In the listing below, rewrite the stretch from the line containing "x-axis-label: 1946 à 2024 [772,857,980,903]" through the line containing "data-point [1139,433,1142,436]", renaming "annotation-label" to "year-label" wherever it occurs and leaving everything else untouched.

Layout records
——————

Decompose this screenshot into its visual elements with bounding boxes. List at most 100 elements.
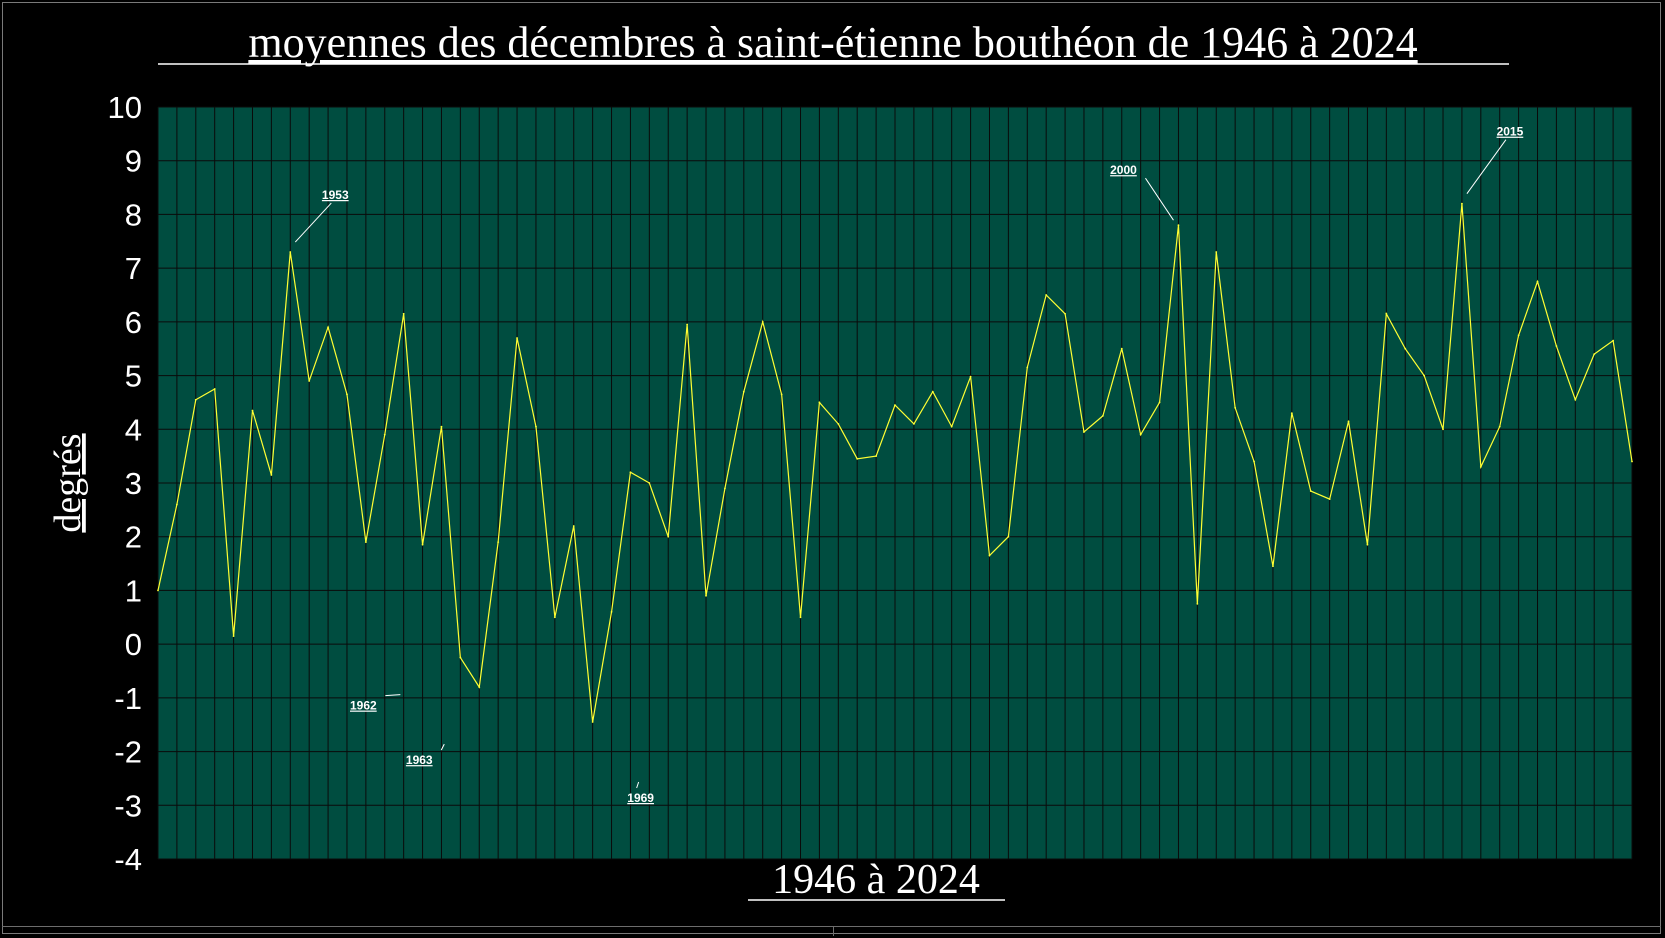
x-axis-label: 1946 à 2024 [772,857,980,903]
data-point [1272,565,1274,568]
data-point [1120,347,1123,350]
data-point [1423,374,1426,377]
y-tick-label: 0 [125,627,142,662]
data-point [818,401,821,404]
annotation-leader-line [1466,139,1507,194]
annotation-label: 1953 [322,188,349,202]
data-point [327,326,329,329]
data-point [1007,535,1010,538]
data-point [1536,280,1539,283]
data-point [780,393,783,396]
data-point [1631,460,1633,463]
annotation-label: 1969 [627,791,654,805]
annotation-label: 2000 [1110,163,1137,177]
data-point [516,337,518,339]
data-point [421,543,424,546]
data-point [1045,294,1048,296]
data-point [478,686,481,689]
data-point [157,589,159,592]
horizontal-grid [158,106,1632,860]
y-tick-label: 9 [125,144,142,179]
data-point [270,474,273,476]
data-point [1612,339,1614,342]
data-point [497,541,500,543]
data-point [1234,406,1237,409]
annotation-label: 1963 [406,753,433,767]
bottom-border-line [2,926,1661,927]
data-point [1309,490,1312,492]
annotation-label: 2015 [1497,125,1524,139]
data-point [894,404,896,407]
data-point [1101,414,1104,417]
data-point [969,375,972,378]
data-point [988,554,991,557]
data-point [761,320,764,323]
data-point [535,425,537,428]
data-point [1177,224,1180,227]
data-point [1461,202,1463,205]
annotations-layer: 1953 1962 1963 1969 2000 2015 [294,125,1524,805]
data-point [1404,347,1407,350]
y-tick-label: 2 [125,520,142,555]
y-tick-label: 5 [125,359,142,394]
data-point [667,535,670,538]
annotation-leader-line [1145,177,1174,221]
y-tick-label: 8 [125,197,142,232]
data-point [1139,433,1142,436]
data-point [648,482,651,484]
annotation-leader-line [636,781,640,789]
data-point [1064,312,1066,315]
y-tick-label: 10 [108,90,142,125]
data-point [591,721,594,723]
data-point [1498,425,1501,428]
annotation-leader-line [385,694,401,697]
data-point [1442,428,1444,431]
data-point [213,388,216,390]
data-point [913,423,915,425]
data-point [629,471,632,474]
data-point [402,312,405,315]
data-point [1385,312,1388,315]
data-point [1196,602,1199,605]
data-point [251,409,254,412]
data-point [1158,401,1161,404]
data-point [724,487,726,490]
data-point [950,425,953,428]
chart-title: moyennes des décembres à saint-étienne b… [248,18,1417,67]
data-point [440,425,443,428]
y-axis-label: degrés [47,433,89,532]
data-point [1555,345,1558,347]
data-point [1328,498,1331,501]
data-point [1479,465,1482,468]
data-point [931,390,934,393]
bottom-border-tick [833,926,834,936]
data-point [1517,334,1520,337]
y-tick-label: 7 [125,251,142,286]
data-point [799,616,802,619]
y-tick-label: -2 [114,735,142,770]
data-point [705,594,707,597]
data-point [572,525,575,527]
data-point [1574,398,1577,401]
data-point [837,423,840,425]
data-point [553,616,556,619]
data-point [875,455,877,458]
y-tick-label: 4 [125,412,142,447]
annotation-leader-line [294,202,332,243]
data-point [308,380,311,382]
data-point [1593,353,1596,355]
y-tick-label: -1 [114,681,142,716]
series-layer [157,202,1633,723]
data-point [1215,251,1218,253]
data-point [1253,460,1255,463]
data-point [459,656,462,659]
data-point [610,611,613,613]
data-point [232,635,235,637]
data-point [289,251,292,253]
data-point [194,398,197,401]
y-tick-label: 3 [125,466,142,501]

——————

### [Final answer]
x-axis-label: 1946 à 2024 [772,857,980,903]
data-point [1272,565,1274,568]
data-point [1120,347,1123,350]
data-point [1423,374,1426,377]
y-tick-label: 0 [125,627,142,662]
data-point [818,401,821,404]
annotation-leader-line [1466,139,1507,194]
year-label: 1953 [322,188,349,202]
data-point [327,326,329,329]
data-point [1007,535,1010,538]
data-point [1536,280,1539,283]
data-point [780,393,783,396]
data-point [1631,460,1633,463]
year-label: 1969 [627,791,654,805]
year-label: 2000 [1110,163,1137,177]
data-point [516,337,518,339]
data-point [421,543,424,546]
data-point [1045,294,1048,296]
data-point [478,686,481,689]
data-point [157,589,159,592]
horizontal-grid [158,106,1632,860]
y-tick-label: 9 [125,144,142,179]
data-point [270,474,273,476]
data-point [1612,339,1614,342]
data-point [497,541,500,543]
data-point [1234,406,1237,409]
year-label: 1963 [406,753,433,767]
bottom-border-line [2,926,1661,927]
data-point [1309,490,1312,492]
year-label: 2015 [1497,125,1524,139]
data-point [894,404,896,407]
data-point [1101,414,1104,417]
data-point [969,375,972,378]
data-point [988,554,991,557]
data-point [761,320,764,323]
data-point [535,425,537,428]
data-point [1177,224,1180,227]
data-point [1461,202,1463,205]
annotations-layer: 1953 1962 1963 1969 2000 2015 [294,125,1524,805]
data-point [1404,347,1407,350]
y-tick-label: 2 [125,520,142,555]
y-tick-label: 5 [125,359,142,394]
data-point [667,535,670,538]
annotation-leader-line [1145,177,1174,221]
y-tick-label: 8 [125,197,142,232]
data-point [1139,433,1142,436]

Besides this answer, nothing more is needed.